→ **Dataset records**

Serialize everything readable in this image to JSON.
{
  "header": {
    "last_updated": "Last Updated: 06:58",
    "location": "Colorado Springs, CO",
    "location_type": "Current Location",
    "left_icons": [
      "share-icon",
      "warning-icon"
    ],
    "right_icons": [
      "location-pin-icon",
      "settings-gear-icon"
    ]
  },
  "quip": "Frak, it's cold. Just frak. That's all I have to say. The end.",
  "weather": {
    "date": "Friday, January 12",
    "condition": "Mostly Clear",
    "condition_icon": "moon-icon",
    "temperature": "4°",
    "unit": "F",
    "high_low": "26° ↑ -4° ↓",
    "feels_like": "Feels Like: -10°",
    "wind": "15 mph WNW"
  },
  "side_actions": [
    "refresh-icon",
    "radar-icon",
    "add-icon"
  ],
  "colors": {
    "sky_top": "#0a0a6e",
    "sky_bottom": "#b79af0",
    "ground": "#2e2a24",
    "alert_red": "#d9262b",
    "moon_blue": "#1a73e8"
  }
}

→ **To do**
Output the listing above without altering a single character.

→ **Output for this task**
Serialize everything readable in this image to JSON.
{
  "header": {
    "last_updated": "Last Updated: 06:58",
    "location": "Colorado Springs, CO",
    "location_type": "Current Location",
    "left_icons": [
      "share-icon",
      "warning-icon"
    ],
    "right_icons": [
      "location-pin-icon",
      "settings-gear-icon"
    ]
  },
  "quip": "Frak, it's cold. Just frak. That's all I have to say. The end.",
  "weather": {
    "date": "Friday, January 12",
    "condition": "Mostly Clear",
    "condition_icon": "moon-icon",
    "temperature": "4°",
    "unit": "F",
    "high_low": "26° ↑ -4° ↓",
    "feels_like": "Feels Like: -10°",
    "wind": "15 mph WNW"
  },
  "side_actions": [
    "refresh-icon",
    "radar-icon",
    "add-icon"
  ],
  "colors": {
    "sky_top": "#0a0a6e",
    "sky_bottom": "#b79af0",
    "ground": "#2e2a24",
    "alert_red": "#d9262b",
    "moon_blue": "#1a73e8"
  }
}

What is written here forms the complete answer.